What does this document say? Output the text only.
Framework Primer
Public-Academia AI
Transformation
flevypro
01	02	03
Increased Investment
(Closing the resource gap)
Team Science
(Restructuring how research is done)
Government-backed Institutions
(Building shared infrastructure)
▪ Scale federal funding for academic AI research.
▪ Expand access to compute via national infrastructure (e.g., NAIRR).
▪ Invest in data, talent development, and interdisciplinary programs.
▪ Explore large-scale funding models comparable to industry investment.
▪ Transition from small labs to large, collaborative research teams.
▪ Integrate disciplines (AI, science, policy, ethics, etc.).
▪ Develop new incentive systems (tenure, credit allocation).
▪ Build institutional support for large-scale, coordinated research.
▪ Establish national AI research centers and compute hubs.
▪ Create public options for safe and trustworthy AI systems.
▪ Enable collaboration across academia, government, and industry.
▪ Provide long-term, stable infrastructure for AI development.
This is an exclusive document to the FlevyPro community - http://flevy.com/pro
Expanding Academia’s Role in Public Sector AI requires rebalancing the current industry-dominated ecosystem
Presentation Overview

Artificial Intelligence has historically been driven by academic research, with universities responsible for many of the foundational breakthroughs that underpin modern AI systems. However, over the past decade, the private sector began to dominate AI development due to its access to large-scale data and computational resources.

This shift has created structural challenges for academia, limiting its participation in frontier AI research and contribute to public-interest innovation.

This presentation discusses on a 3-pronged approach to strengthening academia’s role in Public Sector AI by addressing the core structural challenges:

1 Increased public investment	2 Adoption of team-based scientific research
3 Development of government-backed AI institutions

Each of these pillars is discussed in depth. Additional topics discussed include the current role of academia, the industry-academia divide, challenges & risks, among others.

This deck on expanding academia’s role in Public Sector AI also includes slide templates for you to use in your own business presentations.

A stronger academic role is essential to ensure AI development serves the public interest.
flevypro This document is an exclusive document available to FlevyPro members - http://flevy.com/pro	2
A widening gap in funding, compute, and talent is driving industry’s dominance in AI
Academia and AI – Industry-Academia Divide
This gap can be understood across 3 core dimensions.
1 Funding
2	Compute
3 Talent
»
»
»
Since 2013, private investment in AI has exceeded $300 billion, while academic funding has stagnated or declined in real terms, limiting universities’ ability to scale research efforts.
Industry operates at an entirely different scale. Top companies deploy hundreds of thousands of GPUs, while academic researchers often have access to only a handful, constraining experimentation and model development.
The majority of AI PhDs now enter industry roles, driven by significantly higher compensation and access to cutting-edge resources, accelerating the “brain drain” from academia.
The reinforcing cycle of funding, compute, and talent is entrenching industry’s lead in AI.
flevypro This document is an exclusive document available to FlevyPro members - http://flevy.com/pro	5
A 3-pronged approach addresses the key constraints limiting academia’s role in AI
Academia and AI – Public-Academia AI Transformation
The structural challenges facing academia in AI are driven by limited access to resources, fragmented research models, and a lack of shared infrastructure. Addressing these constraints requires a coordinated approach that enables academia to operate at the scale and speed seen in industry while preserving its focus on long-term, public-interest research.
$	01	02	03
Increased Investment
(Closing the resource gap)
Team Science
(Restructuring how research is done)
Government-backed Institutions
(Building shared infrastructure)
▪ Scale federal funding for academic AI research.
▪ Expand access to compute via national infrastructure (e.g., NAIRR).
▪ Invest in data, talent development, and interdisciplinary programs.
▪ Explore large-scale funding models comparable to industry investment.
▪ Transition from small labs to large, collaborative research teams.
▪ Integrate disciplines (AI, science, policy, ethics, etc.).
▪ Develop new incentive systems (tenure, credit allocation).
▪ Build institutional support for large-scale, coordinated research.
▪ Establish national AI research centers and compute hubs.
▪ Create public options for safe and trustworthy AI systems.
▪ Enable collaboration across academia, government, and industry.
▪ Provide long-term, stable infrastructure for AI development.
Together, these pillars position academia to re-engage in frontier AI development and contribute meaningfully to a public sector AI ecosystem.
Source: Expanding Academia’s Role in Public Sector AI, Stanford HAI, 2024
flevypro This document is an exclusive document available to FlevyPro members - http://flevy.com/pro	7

● Request
Write the entire listing out again, word for word.

● Reply to the exercise
What does this document say? Output the text only.
Framework Primer
Public-Academia AI
Transformation
flevypro
01	02	03
Increased Investment
(Closing the resource gap)
Team Science
(Restructuring how research is done)
Government-backed Institutions
(Building shared infrastructure)
▪ Scale federal funding for academic AI research.
▪ Expand access to compute via national infrastructure (e.g., NAIRR).
▪ Invest in data, talent development, and interdisciplinary programs.
▪ Explore large-scale funding models comparable to industry investment.
▪ Transition from small labs to large, collaborative research teams.
▪ Integrate disciplines (AI, science, policy, ethics, etc.).
▪ Develop new incentive systems (tenure, credit allocation).
▪ Build institutional support for large-scale, coordinated research.
▪ Establish national AI research centers and compute hubs.
▪ Create public options for safe and trustworthy AI systems.
▪ Enable collaboration across academia, government, and industry.
▪ Provide long-term, stable infrastructure for AI development.
This is an exclusive document to the FlevyPro community - http://flevy.com/pro
Expanding Academia’s Role in Public Sector AI requires rebalancing the current industry-dominated ecosystem
Presentation Overview

Artificial Intelligence has historically been driven by academic research, with universities responsible for many of the foundational breakthroughs that underpin modern AI systems. However, over the past decade, the private sector began to dominate AI development due to its access to large-scale data and computational resources.

This shift has created structural challenges for academia, limiting its participation in frontier AI research and contribute to public-interest innovation.

This presentation discusses on a 3-pronged approach to strengthening academia’s role in Public Sector AI by addressing the core structural challenges:

1 Increased public investment	2 Adoption of team-based scientific research
3 Development of government-backed AI institutions

Each of these pillars is discussed in depth. Additional topics discussed include the current role of academia, the industry-academia divide, challenges & risks, among others.

This deck on expanding academia’s role in Public Sector AI also includes slide templates for you to use in your own business presentations.

A stronger academic role is essential to ensure AI development serves the public interest.
flevypro This document is an exclusive document available to FlevyPro members - http://flevy.com/pro	2
A widening gap in funding, compute, and talent is driving industry’s dominance in AI
Academia and AI – Industry-Academia Divide
This gap can be understood across 3 core dimensions.
1 Funding
2	Compute
3 Talent
»
»
»
Since 2013, private investment in AI has exceeded $300 billion, while academic funding has stagnated or declined in real terms, limiting universities’ ability to scale research efforts.
Industry operates at an entirely different scale. Top companies deploy hundreds of thousands of GPUs, while academic researchers often have access to only a handful, constraining experimentation and model development.
The majority of AI PhDs now enter industry roles, driven by significantly higher compensation and access to cutting-edge resources, accelerating the “brain drain” from academia.
The reinforcing cycle of funding, compute, and talent is entrenching industry’s lead in AI.
flevypro This document is an exclusive document available to FlevyPro members - http://flevy.com/pro	5
A 3-pronged approach addresses the key constraints limiting academia’s role in AI
Academia and AI – Public-Academia AI Transformation
The structural challenges facing academia in AI are driven by limited access to resources, fragmented research models, and a lack of shared infrastructure. Addressing these constraints requires a coordinated approach that enables academia to operate at the scale and speed seen in industry while preserving its focus on long-term, public-interest research.
$	01	02	03
Increased Investment
(Closing the resource gap)
Team Science
(Restructuring how research is done)
Government-backed Institutions
(Building shared infrastructure)
▪ Scale federal funding for academic AI research.
▪ Expand access to compute via national infrastructure (e.g., NAIRR).
▪ Invest in data, talent development, and interdisciplinary programs.
▪ Explore large-scale funding models comparable to industry investment.
▪ Transition from small labs to large, collaborative research teams.
▪ Integrate disciplines (AI, science, policy, ethics, etc.).
▪ Develop new incentive systems (tenure, credit allocation).
▪ Build institutional support for large-scale, coordinated research.
▪ Establish national AI research centers and compute hubs.
▪ Create public options for safe and trustworthy AI systems.
▪ Enable collaboration across academia, government, and industry.
▪ Provide long-term, stable infrastructure for AI development.
Together, these pillars position academia to re-engage in frontier AI development and contribute meaningfully to a public sector AI ecosystem.
Source: Expanding Academia’s Role in Public Sector AI, Stanford HAI, 2024
flevypro This document is an exclusive document available to FlevyPro members - http://flevy.com/pro	7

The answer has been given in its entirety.